# start of INPUT RECORDS

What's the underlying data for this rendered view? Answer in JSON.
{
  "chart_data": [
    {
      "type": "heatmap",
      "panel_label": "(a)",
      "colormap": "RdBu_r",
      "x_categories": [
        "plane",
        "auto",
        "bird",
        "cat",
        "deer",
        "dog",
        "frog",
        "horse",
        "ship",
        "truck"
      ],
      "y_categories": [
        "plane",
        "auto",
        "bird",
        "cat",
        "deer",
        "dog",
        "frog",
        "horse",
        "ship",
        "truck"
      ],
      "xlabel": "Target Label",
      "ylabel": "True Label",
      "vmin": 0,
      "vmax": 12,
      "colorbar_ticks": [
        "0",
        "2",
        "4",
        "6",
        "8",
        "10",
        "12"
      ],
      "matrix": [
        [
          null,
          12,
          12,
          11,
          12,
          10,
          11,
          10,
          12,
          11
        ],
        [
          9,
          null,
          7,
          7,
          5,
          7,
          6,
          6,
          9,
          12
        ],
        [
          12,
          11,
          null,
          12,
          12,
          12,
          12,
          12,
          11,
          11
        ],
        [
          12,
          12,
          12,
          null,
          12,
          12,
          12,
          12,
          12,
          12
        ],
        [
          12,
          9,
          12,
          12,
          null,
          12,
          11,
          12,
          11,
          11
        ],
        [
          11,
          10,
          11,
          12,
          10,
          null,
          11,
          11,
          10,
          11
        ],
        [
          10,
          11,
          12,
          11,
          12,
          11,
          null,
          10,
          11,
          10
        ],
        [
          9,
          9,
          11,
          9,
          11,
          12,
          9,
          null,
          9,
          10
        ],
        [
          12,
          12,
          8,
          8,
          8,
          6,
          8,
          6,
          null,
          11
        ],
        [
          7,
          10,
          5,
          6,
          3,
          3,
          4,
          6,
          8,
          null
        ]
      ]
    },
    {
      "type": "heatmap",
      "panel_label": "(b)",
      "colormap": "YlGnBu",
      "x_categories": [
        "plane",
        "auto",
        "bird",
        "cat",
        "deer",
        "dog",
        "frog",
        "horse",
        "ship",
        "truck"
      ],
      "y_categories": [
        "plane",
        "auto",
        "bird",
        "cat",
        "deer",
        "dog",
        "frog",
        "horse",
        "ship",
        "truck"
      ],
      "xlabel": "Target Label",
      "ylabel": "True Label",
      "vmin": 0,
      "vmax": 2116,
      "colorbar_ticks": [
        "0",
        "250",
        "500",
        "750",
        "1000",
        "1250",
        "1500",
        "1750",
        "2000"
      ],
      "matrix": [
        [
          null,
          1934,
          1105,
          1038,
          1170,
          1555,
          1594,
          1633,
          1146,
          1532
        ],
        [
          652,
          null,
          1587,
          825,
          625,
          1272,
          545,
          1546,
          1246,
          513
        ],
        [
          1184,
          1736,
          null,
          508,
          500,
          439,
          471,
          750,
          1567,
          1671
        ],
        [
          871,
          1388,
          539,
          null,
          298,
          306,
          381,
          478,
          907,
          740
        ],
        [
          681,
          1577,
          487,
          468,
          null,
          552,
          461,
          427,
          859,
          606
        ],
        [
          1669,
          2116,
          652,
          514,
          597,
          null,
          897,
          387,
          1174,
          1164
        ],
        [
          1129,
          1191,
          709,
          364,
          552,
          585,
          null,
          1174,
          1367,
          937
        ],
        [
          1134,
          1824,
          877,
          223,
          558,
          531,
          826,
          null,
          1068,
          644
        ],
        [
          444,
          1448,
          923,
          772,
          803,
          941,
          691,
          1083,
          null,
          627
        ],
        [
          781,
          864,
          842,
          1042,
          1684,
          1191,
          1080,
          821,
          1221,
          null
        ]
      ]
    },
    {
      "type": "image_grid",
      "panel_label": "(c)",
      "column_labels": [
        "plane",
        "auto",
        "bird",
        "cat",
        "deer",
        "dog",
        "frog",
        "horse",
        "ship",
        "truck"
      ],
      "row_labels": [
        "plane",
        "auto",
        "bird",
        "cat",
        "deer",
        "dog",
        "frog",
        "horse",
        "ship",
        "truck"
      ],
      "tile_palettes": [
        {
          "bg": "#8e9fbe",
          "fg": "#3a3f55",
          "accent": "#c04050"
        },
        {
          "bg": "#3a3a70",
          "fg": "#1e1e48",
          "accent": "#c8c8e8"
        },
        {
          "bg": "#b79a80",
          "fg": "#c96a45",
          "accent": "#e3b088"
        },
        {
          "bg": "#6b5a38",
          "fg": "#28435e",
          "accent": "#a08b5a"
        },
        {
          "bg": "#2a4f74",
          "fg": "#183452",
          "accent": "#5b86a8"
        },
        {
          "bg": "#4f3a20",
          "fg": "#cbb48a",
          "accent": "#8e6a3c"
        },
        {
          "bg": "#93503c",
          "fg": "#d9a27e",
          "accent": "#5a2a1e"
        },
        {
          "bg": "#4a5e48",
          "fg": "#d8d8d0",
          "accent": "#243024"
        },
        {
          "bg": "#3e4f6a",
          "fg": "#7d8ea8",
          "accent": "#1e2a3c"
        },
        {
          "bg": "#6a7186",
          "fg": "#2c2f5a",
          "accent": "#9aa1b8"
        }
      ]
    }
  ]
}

# end of INPUT RECORDS
# start of INPUT RECORDS

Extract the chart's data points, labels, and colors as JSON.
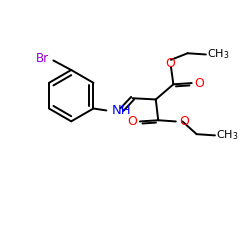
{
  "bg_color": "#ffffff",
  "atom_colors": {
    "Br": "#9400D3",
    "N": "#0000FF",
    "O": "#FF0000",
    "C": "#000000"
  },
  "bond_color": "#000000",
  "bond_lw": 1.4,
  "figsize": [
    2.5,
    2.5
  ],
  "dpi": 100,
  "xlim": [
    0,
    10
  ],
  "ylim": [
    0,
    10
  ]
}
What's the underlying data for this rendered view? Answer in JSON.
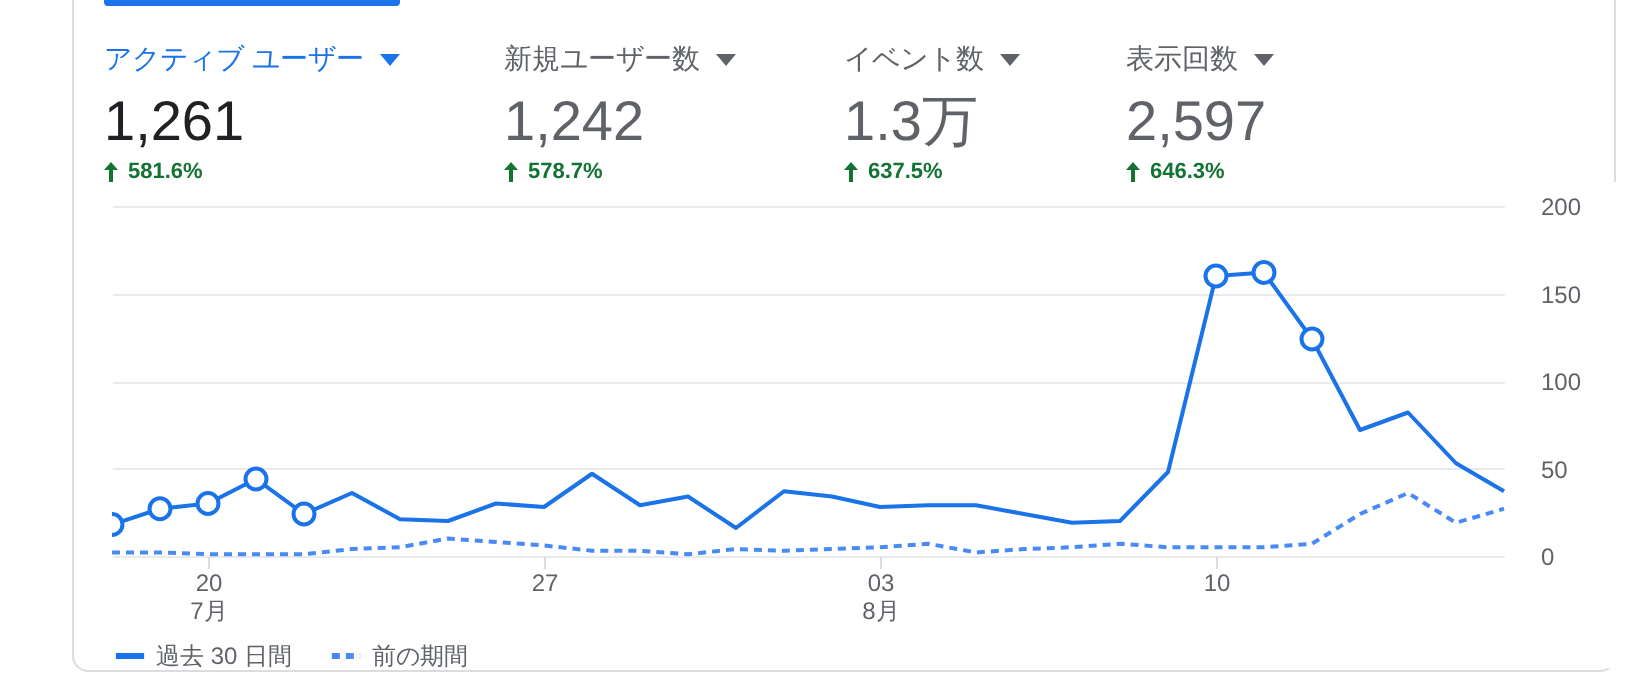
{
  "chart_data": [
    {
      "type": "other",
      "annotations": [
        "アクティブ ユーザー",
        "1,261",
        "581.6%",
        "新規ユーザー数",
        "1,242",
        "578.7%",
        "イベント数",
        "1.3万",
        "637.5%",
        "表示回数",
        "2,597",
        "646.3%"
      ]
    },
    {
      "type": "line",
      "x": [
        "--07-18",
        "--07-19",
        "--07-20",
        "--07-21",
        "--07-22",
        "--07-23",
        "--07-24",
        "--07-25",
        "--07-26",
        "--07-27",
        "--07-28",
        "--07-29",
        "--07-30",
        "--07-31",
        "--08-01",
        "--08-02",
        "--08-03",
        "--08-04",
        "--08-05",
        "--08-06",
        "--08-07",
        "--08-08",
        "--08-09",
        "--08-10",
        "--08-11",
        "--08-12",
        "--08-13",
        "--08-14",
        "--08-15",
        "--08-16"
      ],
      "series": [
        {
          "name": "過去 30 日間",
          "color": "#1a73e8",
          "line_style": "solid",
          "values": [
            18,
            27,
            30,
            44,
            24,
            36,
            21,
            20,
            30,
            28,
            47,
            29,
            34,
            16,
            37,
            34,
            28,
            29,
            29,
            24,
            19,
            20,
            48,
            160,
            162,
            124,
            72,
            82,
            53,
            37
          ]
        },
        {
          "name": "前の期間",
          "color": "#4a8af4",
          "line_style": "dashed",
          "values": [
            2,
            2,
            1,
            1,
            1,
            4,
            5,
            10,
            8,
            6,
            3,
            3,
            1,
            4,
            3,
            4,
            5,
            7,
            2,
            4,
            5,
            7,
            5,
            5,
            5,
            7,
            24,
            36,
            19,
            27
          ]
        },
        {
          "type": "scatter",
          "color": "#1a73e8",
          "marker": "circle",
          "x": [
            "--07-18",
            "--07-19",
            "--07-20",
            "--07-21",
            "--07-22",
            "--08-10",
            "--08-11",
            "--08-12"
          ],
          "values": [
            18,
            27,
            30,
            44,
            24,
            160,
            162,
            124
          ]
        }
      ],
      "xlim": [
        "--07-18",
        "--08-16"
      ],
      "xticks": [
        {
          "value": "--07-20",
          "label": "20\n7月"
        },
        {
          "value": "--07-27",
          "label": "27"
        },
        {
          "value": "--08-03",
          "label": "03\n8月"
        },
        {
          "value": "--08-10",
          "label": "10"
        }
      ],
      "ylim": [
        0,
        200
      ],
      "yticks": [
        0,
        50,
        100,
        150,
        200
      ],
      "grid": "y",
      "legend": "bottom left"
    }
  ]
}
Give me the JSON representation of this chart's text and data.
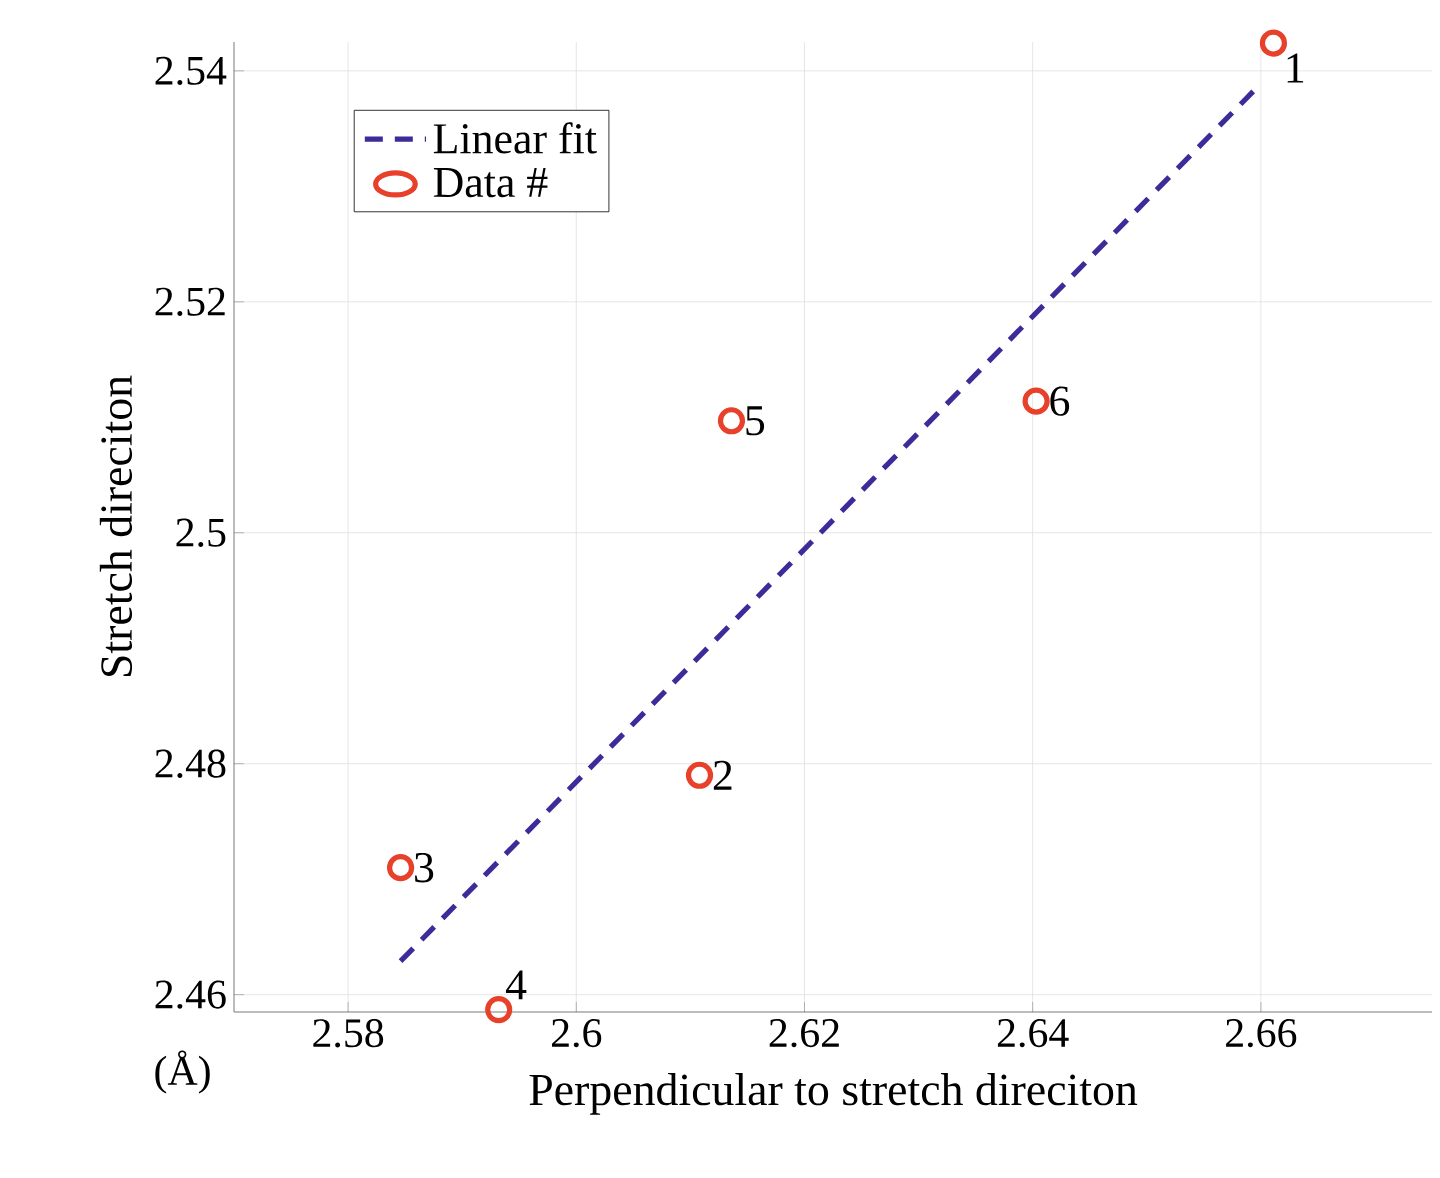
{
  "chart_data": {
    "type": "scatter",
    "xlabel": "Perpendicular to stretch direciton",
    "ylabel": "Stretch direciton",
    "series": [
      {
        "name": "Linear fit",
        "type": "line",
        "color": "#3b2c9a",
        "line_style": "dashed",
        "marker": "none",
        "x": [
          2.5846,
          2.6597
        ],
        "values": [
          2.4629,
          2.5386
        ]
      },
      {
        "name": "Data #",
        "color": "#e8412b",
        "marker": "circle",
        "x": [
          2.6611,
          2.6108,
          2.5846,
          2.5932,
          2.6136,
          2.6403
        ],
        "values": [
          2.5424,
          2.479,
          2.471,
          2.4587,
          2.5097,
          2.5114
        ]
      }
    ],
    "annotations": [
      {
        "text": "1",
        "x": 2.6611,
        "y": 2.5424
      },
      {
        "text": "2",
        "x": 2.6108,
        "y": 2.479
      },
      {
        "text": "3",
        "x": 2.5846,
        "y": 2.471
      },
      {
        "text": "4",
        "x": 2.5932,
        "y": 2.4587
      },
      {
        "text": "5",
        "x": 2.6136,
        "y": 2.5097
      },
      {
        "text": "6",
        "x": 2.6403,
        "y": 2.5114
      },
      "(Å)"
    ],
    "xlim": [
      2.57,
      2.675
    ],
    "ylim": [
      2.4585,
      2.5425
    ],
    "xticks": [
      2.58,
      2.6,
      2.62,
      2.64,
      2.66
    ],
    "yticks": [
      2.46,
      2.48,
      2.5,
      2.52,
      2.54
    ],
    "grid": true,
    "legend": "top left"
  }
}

# end of INPUT RECORDS

— TASK GOAL —
Where a line above holds the string "accent", show that line.

— RESULT FOR THIS TASK —
          "accent": "#c04050"
          "accent": "#c8c8e8"
          "accent": "#e3b088"
          "accent": "#a08b5a"
          "accent": "#5b86a8"
          "accent": "#8e6a3c"
          "accent": "#5a2a1e"
          "accent": "#243024"
          "accent": "#1e2a3c"
          "accent": "#9aa1b8"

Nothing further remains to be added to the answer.